▸ **WHAT THE EXERCISE ASKS**:
Make an exact copy of the records, with the images left out.

▸ **RECORDS PROVIDED**:
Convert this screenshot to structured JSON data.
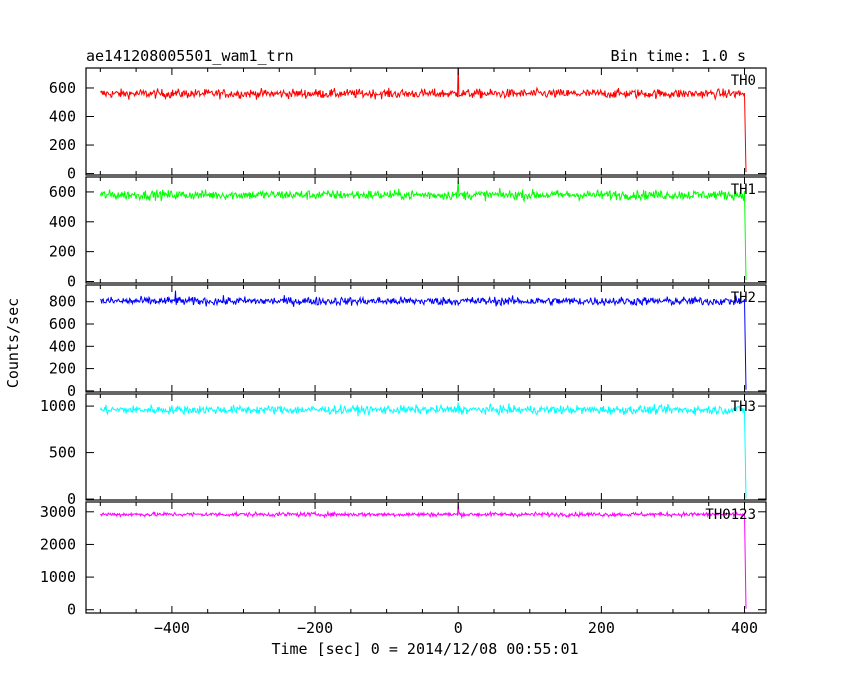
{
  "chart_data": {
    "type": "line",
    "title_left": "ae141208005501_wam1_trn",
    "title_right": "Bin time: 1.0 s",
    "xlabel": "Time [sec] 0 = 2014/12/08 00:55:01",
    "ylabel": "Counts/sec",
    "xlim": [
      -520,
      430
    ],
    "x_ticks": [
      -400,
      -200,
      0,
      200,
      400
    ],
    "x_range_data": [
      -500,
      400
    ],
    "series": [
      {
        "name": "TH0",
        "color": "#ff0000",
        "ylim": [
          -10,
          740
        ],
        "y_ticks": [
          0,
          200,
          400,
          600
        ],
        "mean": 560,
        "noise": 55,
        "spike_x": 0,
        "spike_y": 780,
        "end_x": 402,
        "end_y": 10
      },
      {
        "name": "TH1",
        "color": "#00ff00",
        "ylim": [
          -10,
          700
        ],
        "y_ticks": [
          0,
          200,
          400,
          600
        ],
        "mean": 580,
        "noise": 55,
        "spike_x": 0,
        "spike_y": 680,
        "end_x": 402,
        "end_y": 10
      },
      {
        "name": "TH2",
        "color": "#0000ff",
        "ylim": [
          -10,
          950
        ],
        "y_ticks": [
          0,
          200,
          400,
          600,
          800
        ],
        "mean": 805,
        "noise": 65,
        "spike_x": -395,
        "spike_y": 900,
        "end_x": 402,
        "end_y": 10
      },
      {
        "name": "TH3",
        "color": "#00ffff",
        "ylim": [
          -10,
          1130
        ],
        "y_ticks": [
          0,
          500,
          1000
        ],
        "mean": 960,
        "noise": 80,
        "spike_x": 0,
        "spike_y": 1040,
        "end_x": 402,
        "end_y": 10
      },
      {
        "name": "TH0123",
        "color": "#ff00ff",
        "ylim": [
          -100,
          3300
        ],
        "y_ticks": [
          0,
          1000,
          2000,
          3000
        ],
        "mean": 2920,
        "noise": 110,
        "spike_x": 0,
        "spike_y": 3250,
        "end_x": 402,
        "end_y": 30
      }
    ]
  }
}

▸ **EXERCISE RESULT**:
Convert this screenshot to structured JSON data.
{
  "chart_data": {
    "type": "line",
    "title_left": "ae141208005501_wam1_trn",
    "title_right": "Bin time: 1.0 s",
    "xlabel": "Time [sec] 0 = 2014/12/08 00:55:01",
    "ylabel": "Counts/sec",
    "xlim": [
      -520,
      430
    ],
    "x_ticks": [
      -400,
      -200,
      0,
      200,
      400
    ],
    "x_range_data": [
      -500,
      400
    ],
    "series": [
      {
        "name": "TH0",
        "color": "#ff0000",
        "ylim": [
          -10,
          740
        ],
        "y_ticks": [
          0,
          200,
          400,
          600
        ],
        "mean": 560,
        "noise": 55,
        "spike_x": 0,
        "spike_y": 780,
        "end_x": 402,
        "end_y": 10
      },
      {
        "name": "TH1",
        "color": "#00ff00",
        "ylim": [
          -10,
          700
        ],
        "y_ticks": [
          0,
          200,
          400,
          600
        ],
        "mean": 580,
        "noise": 55,
        "spike_x": 0,
        "spike_y": 680,
        "end_x": 402,
        "end_y": 10
      },
      {
        "name": "TH2",
        "color": "#0000ff",
        "ylim": [
          -10,
          950
        ],
        "y_ticks": [
          0,
          200,
          400,
          600,
          800
        ],
        "mean": 805,
        "noise": 65,
        "spike_x": -395,
        "spike_y": 900,
        "end_x": 402,
        "end_y": 10
      },
      {
        "name": "TH3",
        "color": "#00ffff",
        "ylim": [
          -10,
          1130
        ],
        "y_ticks": [
          0,
          500,
          1000
        ],
        "mean": 960,
        "noise": 80,
        "spike_x": 0,
        "spike_y": 1040,
        "end_x": 402,
        "end_y": 10
      },
      {
        "name": "TH0123",
        "color": "#ff00ff",
        "ylim": [
          -100,
          3300
        ],
        "y_ticks": [
          0,
          1000,
          2000,
          3000
        ],
        "mean": 2920,
        "noise": 110,
        "spike_x": 0,
        "spike_y": 3250,
        "end_x": 402,
        "end_y": 30
      }
    ]
  }
}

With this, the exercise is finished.